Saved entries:
%%
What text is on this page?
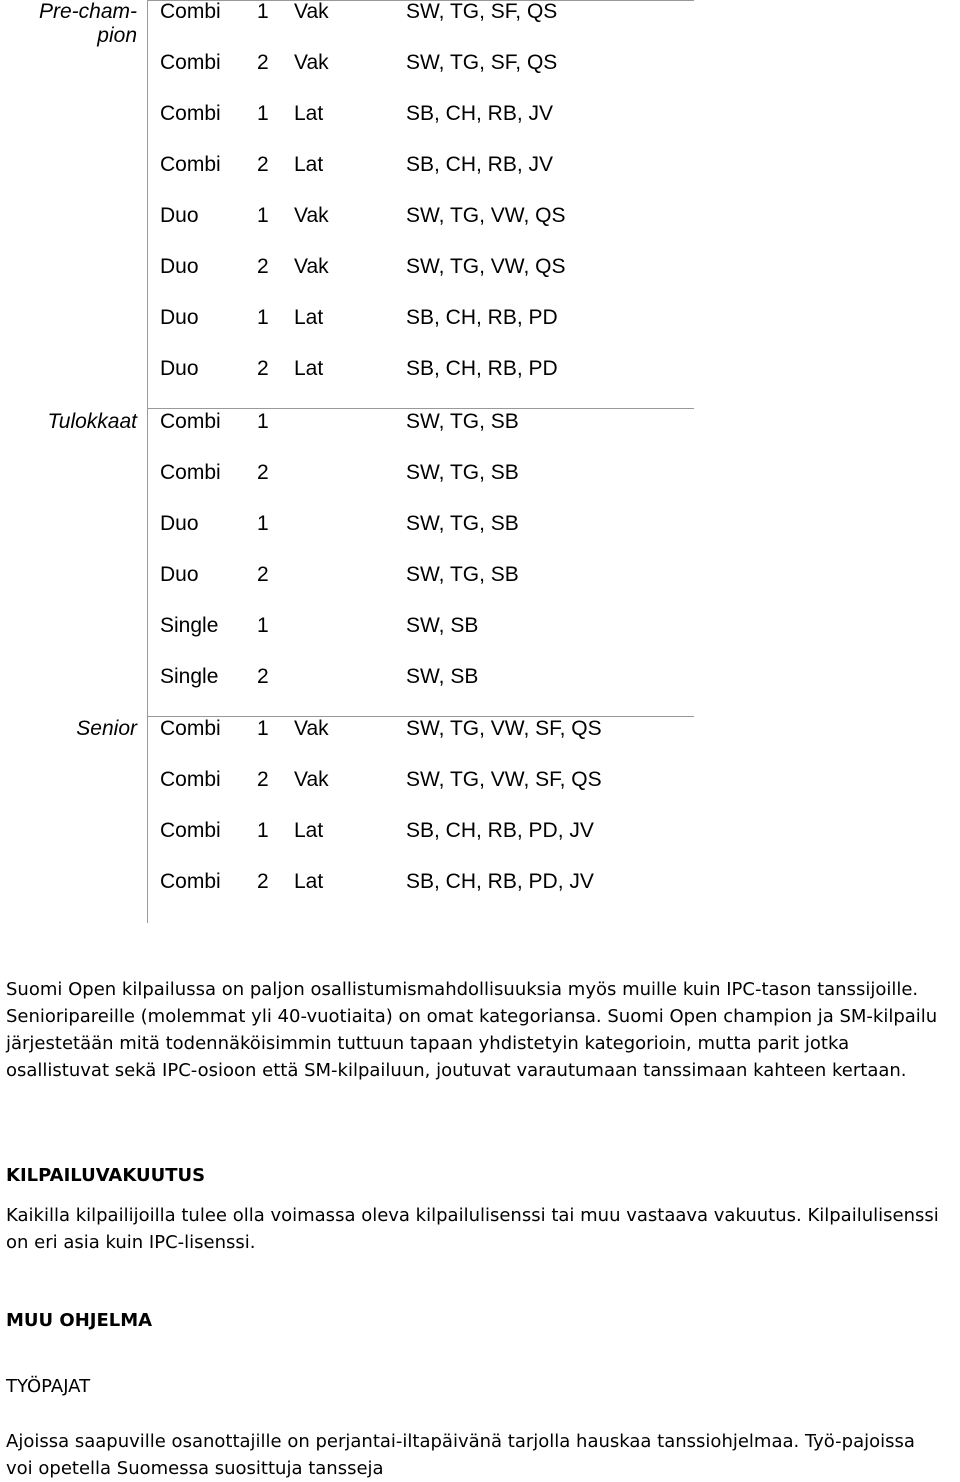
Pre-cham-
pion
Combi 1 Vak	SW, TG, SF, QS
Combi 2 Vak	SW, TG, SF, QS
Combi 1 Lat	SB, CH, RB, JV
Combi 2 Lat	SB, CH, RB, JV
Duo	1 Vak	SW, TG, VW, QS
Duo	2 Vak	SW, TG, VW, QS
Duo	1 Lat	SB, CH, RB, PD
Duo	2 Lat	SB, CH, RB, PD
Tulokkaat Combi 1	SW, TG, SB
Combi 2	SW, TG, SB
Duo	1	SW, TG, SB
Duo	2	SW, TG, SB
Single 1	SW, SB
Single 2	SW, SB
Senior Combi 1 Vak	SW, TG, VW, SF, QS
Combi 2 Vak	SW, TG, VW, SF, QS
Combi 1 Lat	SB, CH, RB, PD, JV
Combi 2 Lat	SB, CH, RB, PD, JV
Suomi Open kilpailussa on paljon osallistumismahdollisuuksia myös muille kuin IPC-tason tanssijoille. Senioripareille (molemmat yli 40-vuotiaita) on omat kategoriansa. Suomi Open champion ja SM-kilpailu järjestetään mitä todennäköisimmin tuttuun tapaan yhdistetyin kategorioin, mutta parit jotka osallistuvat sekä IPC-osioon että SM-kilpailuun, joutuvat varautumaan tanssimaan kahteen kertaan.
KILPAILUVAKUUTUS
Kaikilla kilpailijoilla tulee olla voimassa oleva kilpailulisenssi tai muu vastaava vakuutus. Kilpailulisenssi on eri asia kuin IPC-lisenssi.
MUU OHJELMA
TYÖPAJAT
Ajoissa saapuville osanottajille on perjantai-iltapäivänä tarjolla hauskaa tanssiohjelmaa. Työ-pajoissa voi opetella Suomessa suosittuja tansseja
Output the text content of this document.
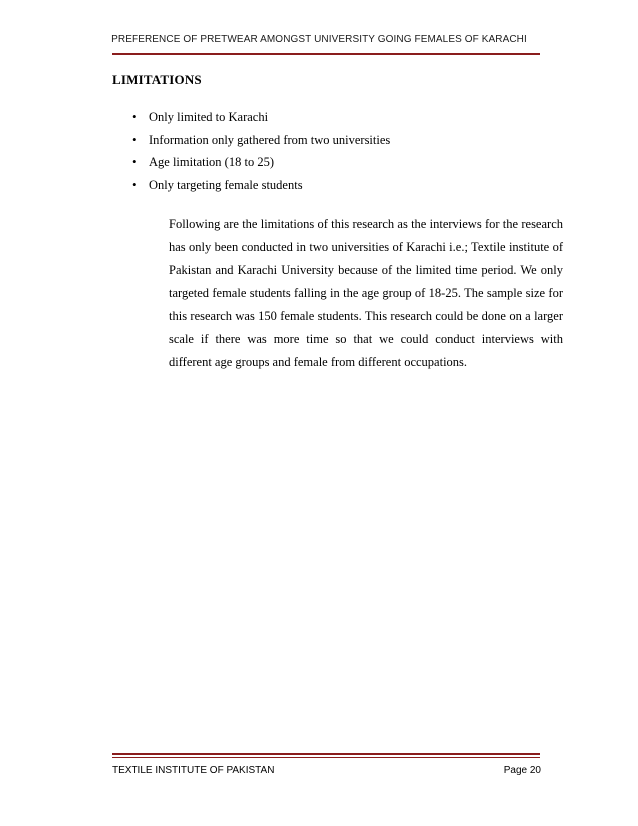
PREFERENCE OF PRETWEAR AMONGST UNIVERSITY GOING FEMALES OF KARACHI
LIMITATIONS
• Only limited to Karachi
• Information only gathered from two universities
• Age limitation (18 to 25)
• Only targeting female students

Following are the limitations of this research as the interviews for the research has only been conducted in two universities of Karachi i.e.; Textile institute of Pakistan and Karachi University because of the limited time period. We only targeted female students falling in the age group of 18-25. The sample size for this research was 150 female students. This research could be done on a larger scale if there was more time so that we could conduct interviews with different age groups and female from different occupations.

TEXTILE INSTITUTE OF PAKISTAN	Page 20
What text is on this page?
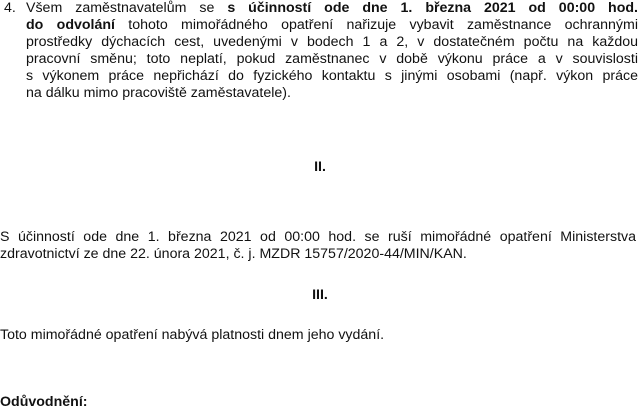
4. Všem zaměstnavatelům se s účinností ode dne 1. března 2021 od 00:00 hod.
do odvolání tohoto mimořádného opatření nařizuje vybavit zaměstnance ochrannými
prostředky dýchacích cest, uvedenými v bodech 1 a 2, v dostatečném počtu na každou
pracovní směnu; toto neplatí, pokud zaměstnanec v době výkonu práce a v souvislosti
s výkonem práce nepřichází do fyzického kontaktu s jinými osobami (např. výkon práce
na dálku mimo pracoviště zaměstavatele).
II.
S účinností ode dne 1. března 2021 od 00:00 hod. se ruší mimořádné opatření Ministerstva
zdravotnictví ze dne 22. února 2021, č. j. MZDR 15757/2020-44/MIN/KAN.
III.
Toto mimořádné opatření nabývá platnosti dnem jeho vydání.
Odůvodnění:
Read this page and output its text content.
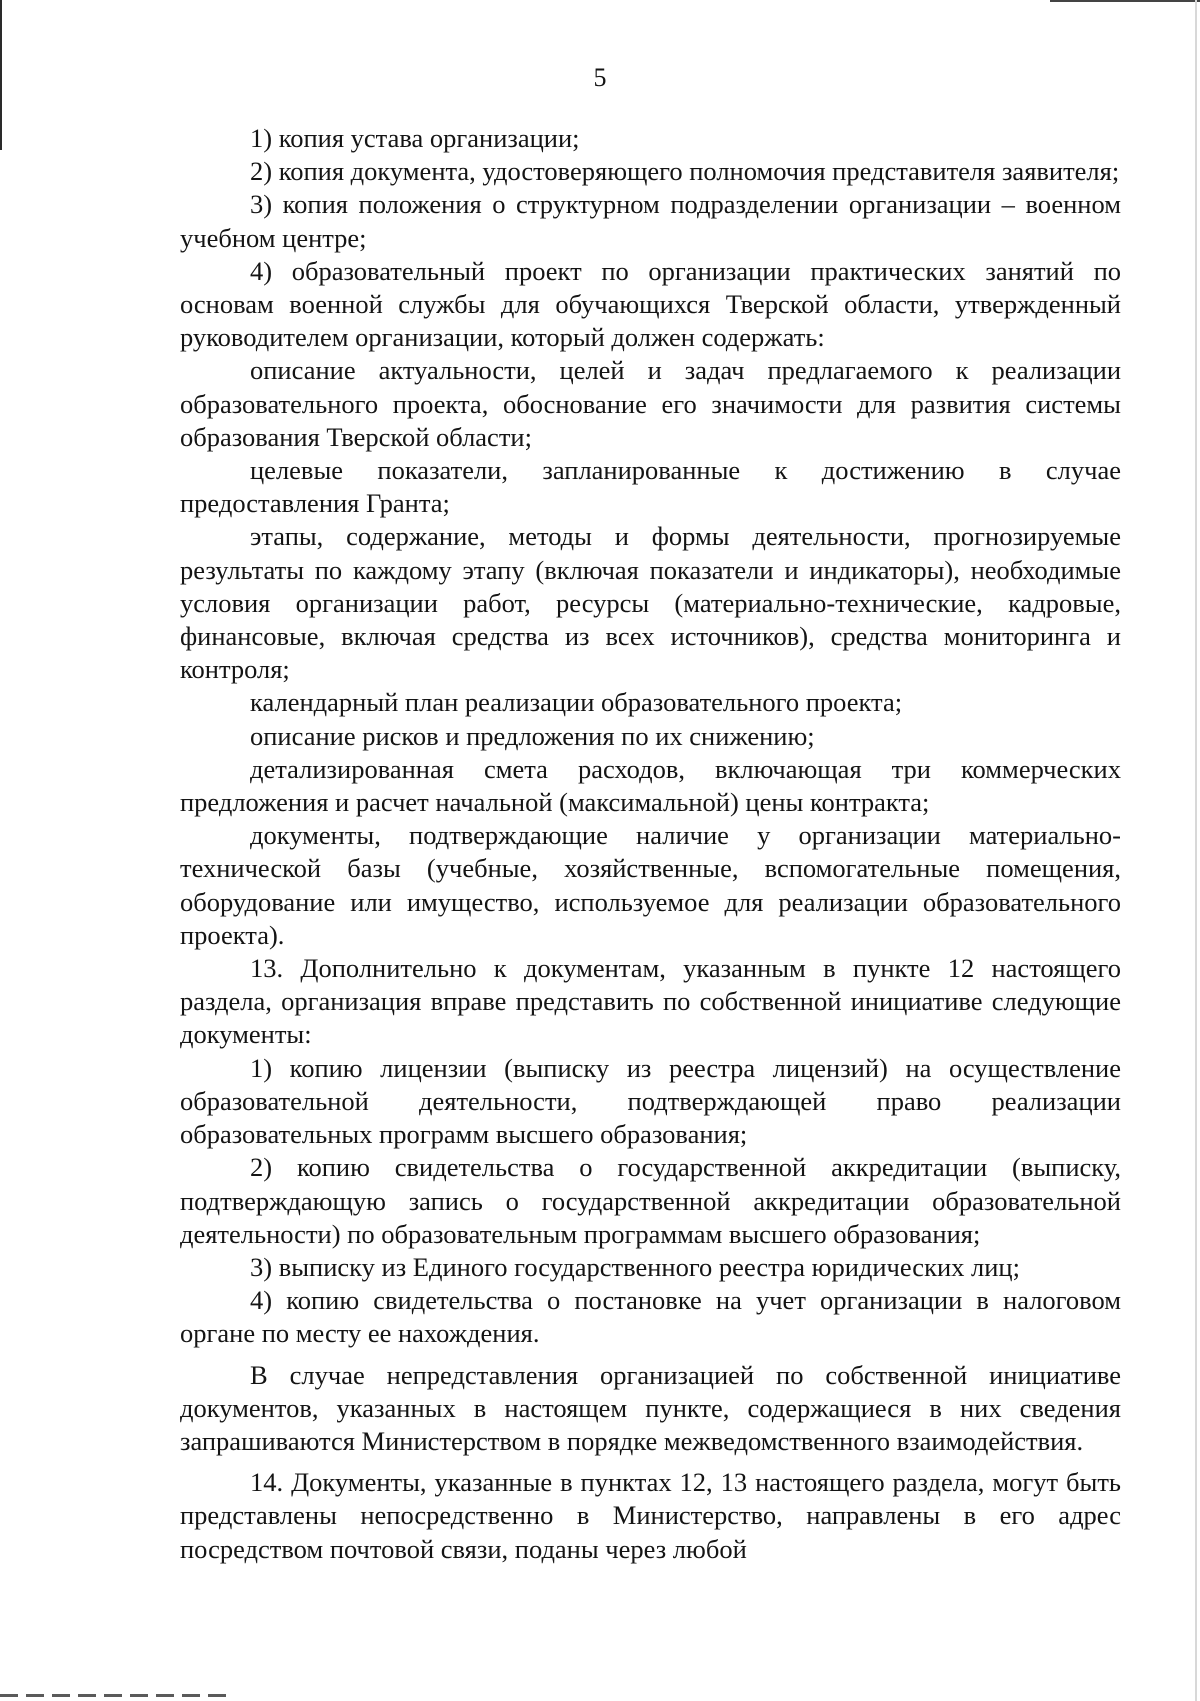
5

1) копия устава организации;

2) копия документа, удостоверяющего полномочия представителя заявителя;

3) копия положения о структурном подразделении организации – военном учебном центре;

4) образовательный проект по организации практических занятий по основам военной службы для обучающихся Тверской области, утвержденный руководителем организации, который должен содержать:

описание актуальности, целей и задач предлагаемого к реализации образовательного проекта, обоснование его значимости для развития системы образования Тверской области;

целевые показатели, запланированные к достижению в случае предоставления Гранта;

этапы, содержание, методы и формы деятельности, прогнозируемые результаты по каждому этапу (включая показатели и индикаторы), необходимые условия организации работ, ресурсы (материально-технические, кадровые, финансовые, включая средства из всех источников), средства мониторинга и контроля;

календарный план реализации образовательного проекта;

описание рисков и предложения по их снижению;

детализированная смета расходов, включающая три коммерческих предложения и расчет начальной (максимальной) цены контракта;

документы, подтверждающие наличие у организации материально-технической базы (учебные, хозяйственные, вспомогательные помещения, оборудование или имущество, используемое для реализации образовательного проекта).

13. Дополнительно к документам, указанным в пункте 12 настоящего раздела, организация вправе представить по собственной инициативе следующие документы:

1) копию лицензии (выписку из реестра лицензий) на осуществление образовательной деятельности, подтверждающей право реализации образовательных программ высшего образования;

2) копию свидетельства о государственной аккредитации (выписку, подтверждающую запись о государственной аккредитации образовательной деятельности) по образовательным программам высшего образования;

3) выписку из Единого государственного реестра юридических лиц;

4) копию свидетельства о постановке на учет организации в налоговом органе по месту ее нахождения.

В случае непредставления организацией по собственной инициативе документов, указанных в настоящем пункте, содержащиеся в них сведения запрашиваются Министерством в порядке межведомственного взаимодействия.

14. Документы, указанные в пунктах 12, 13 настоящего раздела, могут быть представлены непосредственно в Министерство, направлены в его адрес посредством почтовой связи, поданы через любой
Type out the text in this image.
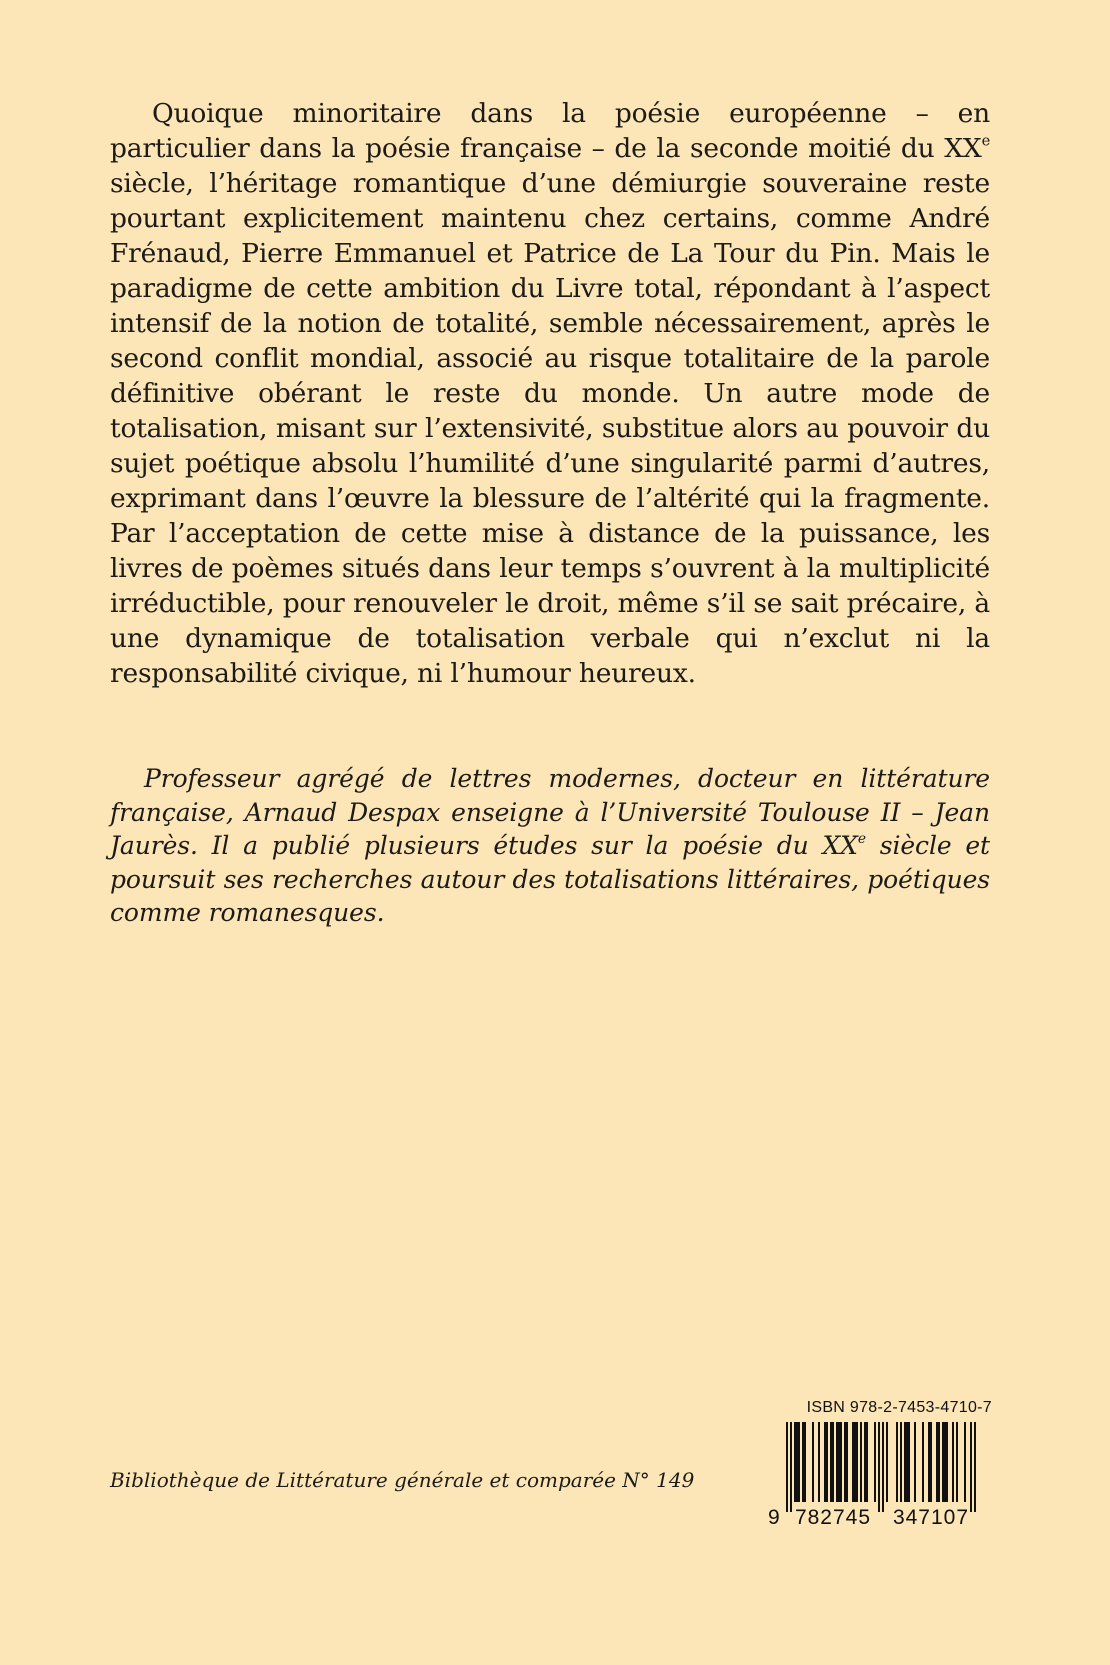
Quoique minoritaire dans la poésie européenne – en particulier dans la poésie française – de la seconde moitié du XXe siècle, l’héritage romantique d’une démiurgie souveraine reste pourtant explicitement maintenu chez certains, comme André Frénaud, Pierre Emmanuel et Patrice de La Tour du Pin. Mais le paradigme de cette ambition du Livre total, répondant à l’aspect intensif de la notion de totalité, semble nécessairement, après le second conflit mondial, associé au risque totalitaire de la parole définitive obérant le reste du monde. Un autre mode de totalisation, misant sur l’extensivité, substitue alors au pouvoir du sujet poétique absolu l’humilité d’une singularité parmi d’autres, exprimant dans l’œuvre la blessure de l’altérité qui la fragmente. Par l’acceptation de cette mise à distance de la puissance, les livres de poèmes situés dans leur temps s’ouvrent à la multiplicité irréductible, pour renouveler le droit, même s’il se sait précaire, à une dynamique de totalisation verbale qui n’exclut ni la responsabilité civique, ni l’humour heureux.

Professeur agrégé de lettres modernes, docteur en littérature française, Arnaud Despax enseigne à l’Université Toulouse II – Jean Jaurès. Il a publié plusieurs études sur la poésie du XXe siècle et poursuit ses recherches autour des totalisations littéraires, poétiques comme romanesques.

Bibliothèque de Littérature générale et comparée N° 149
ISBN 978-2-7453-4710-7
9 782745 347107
%%
→ DIRECTIONS FOR THIS TASK: In the entries above, find lines with "копию" and copy each.

→ SOLUTION BELOW:
1) копию лицензии (выписку из реестра лицензий) на осуществление образовательной деятельности, подтверждающей право реализации образовательных программ высшего образования;
2) копию свидетельства о государственной аккредитации (выписку, подтверждающую запись о государственной аккредитации образовательной деятельности) по образовательным программам высшего образования;
4) копию свидетельства о постановке на учет организации в налоговом органе по месту ее нахождения.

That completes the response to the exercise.